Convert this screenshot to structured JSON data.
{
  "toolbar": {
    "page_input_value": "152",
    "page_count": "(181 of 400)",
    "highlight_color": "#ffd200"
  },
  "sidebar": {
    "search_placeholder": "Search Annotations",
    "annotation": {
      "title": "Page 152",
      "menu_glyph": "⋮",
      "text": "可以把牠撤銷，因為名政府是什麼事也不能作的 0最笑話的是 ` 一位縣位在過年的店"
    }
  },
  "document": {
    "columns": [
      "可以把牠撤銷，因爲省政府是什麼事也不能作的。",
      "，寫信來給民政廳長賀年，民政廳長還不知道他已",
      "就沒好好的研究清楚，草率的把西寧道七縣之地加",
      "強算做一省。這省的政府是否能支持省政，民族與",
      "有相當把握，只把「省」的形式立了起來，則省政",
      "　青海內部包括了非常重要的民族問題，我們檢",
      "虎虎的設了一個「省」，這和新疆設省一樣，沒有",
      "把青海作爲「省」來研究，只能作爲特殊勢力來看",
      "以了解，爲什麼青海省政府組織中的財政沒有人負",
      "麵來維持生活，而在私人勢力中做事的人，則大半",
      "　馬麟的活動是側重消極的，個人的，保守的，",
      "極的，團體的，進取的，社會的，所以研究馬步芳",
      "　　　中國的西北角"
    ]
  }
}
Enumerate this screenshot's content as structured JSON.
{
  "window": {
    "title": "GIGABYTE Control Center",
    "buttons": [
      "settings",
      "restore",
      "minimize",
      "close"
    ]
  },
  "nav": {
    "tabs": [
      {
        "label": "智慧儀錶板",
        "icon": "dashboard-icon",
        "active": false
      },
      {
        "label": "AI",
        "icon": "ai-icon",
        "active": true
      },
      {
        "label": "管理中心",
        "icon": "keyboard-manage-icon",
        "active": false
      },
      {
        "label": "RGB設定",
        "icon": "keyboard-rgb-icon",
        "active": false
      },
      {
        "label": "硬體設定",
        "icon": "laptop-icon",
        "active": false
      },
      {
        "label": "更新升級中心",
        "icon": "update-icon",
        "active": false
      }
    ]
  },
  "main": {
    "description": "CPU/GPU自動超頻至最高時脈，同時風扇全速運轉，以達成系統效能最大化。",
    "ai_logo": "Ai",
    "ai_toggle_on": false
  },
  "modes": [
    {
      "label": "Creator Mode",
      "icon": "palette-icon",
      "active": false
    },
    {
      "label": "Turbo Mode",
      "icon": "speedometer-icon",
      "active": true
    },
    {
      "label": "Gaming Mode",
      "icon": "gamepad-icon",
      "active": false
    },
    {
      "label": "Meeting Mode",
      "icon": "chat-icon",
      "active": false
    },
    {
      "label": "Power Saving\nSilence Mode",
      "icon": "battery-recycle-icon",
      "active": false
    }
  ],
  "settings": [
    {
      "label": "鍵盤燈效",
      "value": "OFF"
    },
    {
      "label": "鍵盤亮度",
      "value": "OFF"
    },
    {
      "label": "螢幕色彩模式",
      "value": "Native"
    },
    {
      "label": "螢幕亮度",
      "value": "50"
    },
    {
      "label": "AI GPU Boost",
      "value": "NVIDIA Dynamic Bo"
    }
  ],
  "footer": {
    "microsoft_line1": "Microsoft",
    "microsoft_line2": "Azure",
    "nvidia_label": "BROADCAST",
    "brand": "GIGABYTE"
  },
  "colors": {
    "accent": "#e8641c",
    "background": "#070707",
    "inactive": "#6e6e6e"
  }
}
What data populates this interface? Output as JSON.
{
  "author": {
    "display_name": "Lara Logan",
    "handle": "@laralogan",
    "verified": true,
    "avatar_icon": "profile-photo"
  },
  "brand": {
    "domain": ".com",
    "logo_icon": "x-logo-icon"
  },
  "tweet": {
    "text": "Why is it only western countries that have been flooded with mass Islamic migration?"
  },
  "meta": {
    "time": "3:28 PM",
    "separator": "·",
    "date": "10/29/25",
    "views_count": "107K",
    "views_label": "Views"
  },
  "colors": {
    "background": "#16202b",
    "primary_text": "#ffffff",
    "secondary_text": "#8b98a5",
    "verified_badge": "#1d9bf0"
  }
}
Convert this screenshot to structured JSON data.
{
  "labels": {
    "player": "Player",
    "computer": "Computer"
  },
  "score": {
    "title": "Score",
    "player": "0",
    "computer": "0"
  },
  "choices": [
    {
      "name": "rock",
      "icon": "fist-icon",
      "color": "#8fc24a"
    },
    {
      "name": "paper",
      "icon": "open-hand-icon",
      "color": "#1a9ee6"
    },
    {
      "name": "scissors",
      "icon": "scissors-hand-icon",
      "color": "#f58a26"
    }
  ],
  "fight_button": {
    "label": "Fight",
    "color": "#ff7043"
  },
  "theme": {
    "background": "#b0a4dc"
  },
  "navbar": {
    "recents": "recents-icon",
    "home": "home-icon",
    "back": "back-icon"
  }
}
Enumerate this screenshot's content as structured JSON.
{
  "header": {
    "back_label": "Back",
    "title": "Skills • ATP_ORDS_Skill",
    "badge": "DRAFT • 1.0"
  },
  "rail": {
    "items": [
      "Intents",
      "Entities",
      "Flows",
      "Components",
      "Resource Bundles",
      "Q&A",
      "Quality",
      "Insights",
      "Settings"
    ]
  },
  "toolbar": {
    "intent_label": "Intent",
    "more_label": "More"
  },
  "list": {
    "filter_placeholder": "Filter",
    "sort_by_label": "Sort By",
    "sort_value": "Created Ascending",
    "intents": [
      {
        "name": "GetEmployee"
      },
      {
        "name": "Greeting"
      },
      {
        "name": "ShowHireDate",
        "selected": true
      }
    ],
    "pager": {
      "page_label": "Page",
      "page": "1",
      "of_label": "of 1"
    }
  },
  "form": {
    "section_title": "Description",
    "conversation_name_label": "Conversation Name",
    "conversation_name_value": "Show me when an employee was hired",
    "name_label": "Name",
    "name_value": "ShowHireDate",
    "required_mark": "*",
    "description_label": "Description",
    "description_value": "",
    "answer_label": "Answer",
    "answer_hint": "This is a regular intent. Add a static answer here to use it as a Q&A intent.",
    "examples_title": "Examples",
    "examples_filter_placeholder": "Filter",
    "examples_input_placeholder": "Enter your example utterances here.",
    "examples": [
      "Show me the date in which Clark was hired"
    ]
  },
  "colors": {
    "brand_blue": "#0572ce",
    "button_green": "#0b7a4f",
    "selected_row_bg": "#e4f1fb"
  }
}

TO BE DONE → Return all of the entries exactly as they were supplied.

REPLY →
Convert this screenshot to structured JSON data.
{
  "toolbar": {
    "page_input_value": "152",
    "page_count": "(181 of 400)",
    "highlight_color": "#ffd200"
  },
  "sidebar": {
    "search_placeholder": "Search Annotations",
    "annotation": {
      "title": "Page 152",
      "menu_glyph": "⋮",
      "text": "可以把牠撤銷，因為名政府是什麼事也不能作的 0最笑話的是 ` 一位縣位在過年的店"
    }
  },
  "document": {
    "columns": [
      "可以把牠撤銷，因爲省政府是什麼事也不能作的。",
      "，寫信來給民政廳長賀年，民政廳長還不知道他已",
      "就沒好好的研究清楚，草率的把西寧道七縣之地加",
      "強算做一省。這省的政府是否能支持省政，民族與",
      "有相當把握，只把「省」的形式立了起來，則省政",
      "　青海內部包括了非常重要的民族問題，我們檢",
      "虎虎的設了一個「省」，這和新疆設省一樣，沒有",
      "把青海作爲「省」來研究，只能作爲特殊勢力來看",
      "以了解，爲什麼青海省政府組織中的財政沒有人負",
      "麵來維持生活，而在私人勢力中做事的人，則大半",
      "　馬麟的活動是側重消極的，個人的，保守的，",
      "極的，團體的，進取的，社會的，所以研究馬步芳",
      "　　　中國的西北角"
    ]
  }
}
Enumerate this screenshot's content as structured JSON.
{
  "window": {
    "title": "GIGABYTE Control Center",
    "buttons": [
      "settings",
      "restore",
      "minimize",
      "close"
    ]
  },
  "nav": {
    "tabs": [
      {
        "label": "智慧儀錶板",
        "icon": "dashboard-icon",
        "active": false
      },
      {
        "label": "AI",
        "icon": "ai-icon",
        "active": true
      },
      {
        "label": "管理中心",
        "icon": "keyboard-manage-icon",
        "active": false
      },
      {
        "label": "RGB設定",
        "icon": "keyboard-rgb-icon",
        "active": false
      },
      {
        "label": "硬體設定",
        "icon": "laptop-icon",
        "active": false
      },
      {
        "label": "更新升級中心",
        "icon": "update-icon",
        "active": false
      }
    ]
  },
  "main": {
    "description": "CPU/GPU自動超頻至最高時脈，同時風扇全速運轉，以達成系統效能最大化。",
    "ai_logo": "Ai",
    "ai_toggle_on": false
  },
  "modes": [
    {
      "label": "Creator Mode",
      "icon": "palette-icon",
      "active": false
    },
    {
      "label": "Turbo Mode",
      "icon": "speedometer-icon",
      "active": true
    },
    {
      "label": "Gaming Mode",
      "icon": "gamepad-icon",
      "active": false
    },
    {
      "label": "Meeting Mode",
      "icon": "chat-icon",
      "active": false
    },
    {
      "label": "Power Saving\nSilence Mode",
      "icon": "battery-recycle-icon",
      "active": false
    }
  ],
  "settings": [
    {
      "label": "鍵盤燈效",
      "value": "OFF"
    },
    {
      "label": "鍵盤亮度",
      "value": "OFF"
    },
    {
      "label": "螢幕色彩模式",
      "value": "Native"
    },
    {
      "label": "螢幕亮度",
      "value": "50"
    },
    {
      "label": "AI GPU Boost",
      "value": "NVIDIA Dynamic Bo"
    }
  ],
  "footer": {
    "microsoft_line1": "Microsoft",
    "microsoft_line2": "Azure",
    "nvidia_label": "BROADCAST",
    "brand": "GIGABYTE"
  },
  "colors": {
    "accent": "#e8641c",
    "background": "#070707",
    "inactive": "#6e6e6e"
  }
}
What data populates this interface? Output as JSON.
{
  "author": {
    "display_name": "Lara Logan",
    "handle": "@laralogan",
    "verified": true,
    "avatar_icon": "profile-photo"
  },
  "brand": {
    "domain": ".com",
    "logo_icon": "x-logo-icon"
  },
  "tweet": {
    "text": "Why is it only western countries that have been flooded with mass Islamic migration?"
  },
  "meta": {
    "time": "3:28 PM",
    "separator": "·",
    "date": "10/29/25",
    "views_count": "107K",
    "views_label": "Views"
  },
  "colors": {
    "background": "#16202b",
    "primary_text": "#ffffff",
    "secondary_text": "#8b98a5",
    "verified_badge": "#1d9bf0"
  }
}
Convert this screenshot to structured JSON data.
{
  "labels": {
    "player": "Player",
    "computer": "Computer"
  },
  "score": {
    "title": "Score",
    "player": "0",
    "computer": "0"
  },
  "choices": [
    {
      "name": "rock",
      "icon": "fist-icon",
      "color": "#8fc24a"
    },
    {
      "name": "paper",
      "icon": "open-hand-icon",
      "color": "#1a9ee6"
    },
    {
      "name": "scissors",
      "icon": "scissors-hand-icon",
      "color": "#f58a26"
    }
  ],
  "fight_button": {
    "label": "Fight",
    "color": "#ff7043"
  },
  "theme": {
    "background": "#b0a4dc"
  },
  "navbar": {
    "recents": "recents-icon",
    "home": "home-icon",
    "back": "back-icon"
  }
}
Enumerate this screenshot's content as structured JSON.
{
  "header": {
    "back_label": "Back",
    "title": "Skills • ATP_ORDS_Skill",
    "badge": "DRAFT • 1.0"
  },
  "rail": {
    "items": [
      "Intents",
      "Entities",
      "Flows",
      "Components",
      "Resource Bundles",
      "Q&A",
      "Quality",
      "Insights",
      "Settings"
    ]
  },
  "toolbar": {
    "intent_label": "Intent",
    "more_label": "More"
  },
  "list": {
    "filter_placeholder": "Filter",
    "sort_by_label": "Sort By",
    "sort_value": "Created Ascending",
    "intents": [
      {
        "name": "GetEmployee"
      },
      {
        "name": "Greeting"
      },
      {
        "name": "ShowHireDate",
        "selected": true
      }
    ],
    "pager": {
      "page_label": "Page",
      "page": "1",
      "of_label": "of 1"
    }
  },
  "form": {
    "section_title": "Description",
    "conversation_name_label": "Conversation Name",
    "conversation_name_value": "Show me when an employee was hired",
    "name_label": "Name",
    "name_value": "ShowHireDate",
    "required_mark": "*",
    "description_label": "Description",
    "description_value": "",
    "answer_label": "Answer",
    "answer_hint": "This is a regular intent. Add a static answer here to use it as a Q&A intent.",
    "examples_title": "Examples",
    "examples_filter_placeholder": "Filter",
    "examples_input_placeholder": "Enter your example utterances here.",
    "examples": [
      "Show me the date in which Clark was hired"
    ]
  },
  "colors": {
    "brand_blue": "#0572ce",
    "button_green": "#0b7a4f",
    "selected_row_bg": "#e4f1fb"
  }
}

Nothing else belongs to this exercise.